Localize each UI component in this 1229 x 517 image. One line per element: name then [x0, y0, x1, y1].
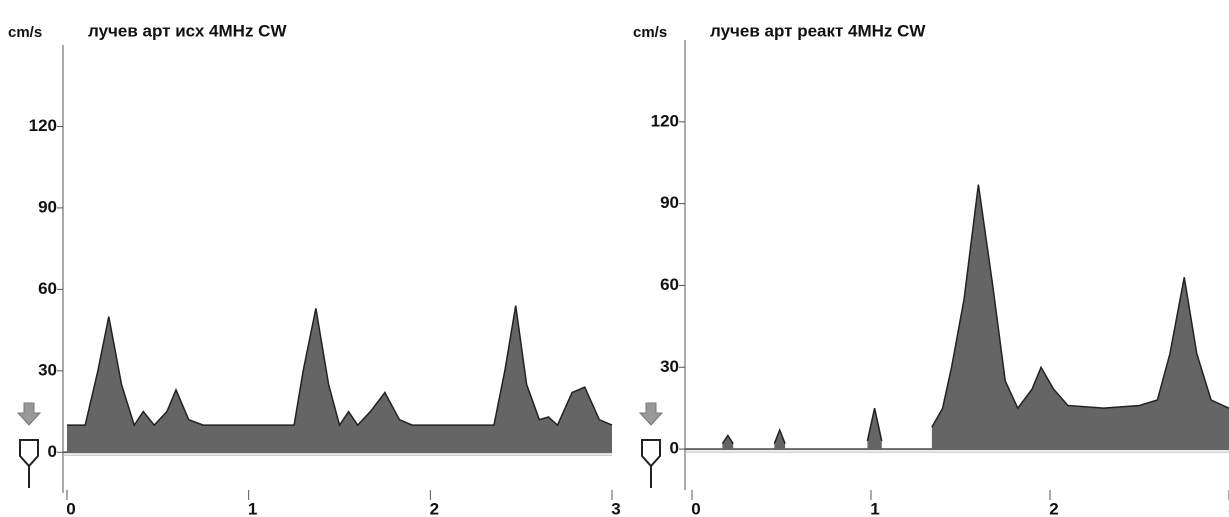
- x-tick-label: 2: [1049, 499, 1058, 517]
- spectrum-fill: [722, 185, 1229, 450]
- y-tick-label: 30: [38, 360, 57, 379]
- marker-arrow: [18, 403, 40, 425]
- chart-title: лучев арт реакт 4MHz CW: [710, 21, 926, 40]
- x-tick-label: 1: [248, 499, 257, 517]
- x-tick-label: 3: [611, 499, 620, 517]
- doppler-charts: лучев арт исх 4MHz CWcm/s03060901200123л…: [0, 0, 1229, 517]
- y-axis-unit: cm/s: [633, 24, 667, 41]
- y-tick-label: 0: [48, 442, 57, 461]
- x-tick-label: 2: [430, 499, 439, 517]
- spectrum-fill: [67, 306, 612, 453]
- y-tick-label: 0: [670, 439, 679, 458]
- probe-icon: [20, 440, 38, 466]
- chart-title: лучев арт исх 4MHz CW: [88, 21, 287, 40]
- y-tick-label: 30: [660, 357, 679, 376]
- y-tick-label: 120: [29, 116, 57, 135]
- y-tick-label: 60: [38, 279, 57, 298]
- y-axis-unit: cm/s: [8, 24, 42, 41]
- y-tick-label: 60: [660, 275, 679, 294]
- y-tick-label: 90: [660, 193, 679, 212]
- y-tick-label: 120: [651, 111, 679, 130]
- marker-arrow: [640, 403, 662, 425]
- probe-icon: [642, 440, 660, 466]
- x-tick-label: 1: [870, 499, 879, 517]
- x-tick-label: 0: [691, 499, 700, 517]
- x-tick-label: 0: [66, 499, 75, 517]
- y-tick-label: 90: [38, 197, 57, 216]
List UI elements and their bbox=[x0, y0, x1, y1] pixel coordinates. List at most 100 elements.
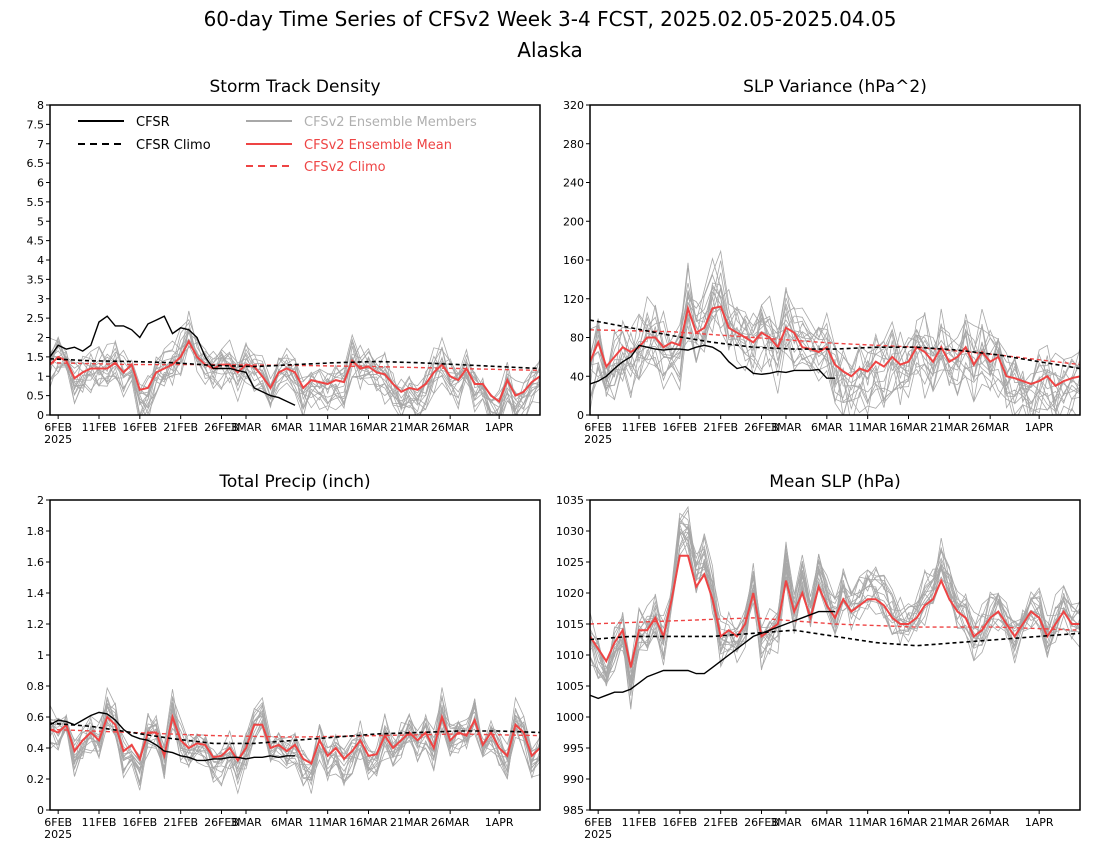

*What is needed*. Copy out every item above word for word, leaving out the pictures.

*Output for this task*.
Localize each UI component in this 1229 x 517 image. One line per element: name then [x0, y0, x1, y1].
- x-tick-label: 2: [1049, 499, 1058, 517]
- spectrum-fill: [722, 185, 1229, 450]
- y-tick-label: 30: [38, 360, 57, 379]
- marker-arrow: [18, 403, 40, 425]
- chart-title: лучев арт реакт 4MHz CW: [710, 21, 926, 40]
- x-tick-label: 1: [248, 499, 257, 517]
- x-tick-label: 3: [611, 499, 620, 517]
- doppler-charts: лучев арт исх 4MHz CWcm/s03060901200123л…: [0, 0, 1229, 517]
- y-axis-unit: cm/s: [633, 24, 667, 41]
- y-tick-label: 0: [48, 442, 57, 461]
- x-tick-label: 2: [430, 499, 439, 517]
- spectrum-fill: [67, 306, 612, 453]
- y-tick-label: 0: [670, 439, 679, 458]
- probe-icon: [20, 440, 38, 466]
- chart-title: лучев арт исх 4MHz CW: [88, 21, 287, 40]
- y-tick-label: 30: [660, 357, 679, 376]
- y-tick-label: 120: [29, 116, 57, 135]
- y-tick-label: 60: [38, 279, 57, 298]
- y-axis-unit: cm/s: [8, 24, 42, 41]
- y-tick-label: 60: [660, 275, 679, 294]
- y-tick-label: 90: [660, 193, 679, 212]
- y-tick-label: 120: [651, 111, 679, 130]
- marker-arrow: [640, 403, 662, 425]
- probe-icon: [642, 440, 660, 466]
- x-tick-label: 1: [870, 499, 879, 517]
- x-tick-label: 0: [691, 499, 700, 517]
- x-tick-label: 0: [66, 499, 75, 517]
- y-tick-label: 90: [38, 197, 57, 216]
List UI elements and their bbox=[x0, y0, x1, y1] pixel coordinates. List at most 100 elements.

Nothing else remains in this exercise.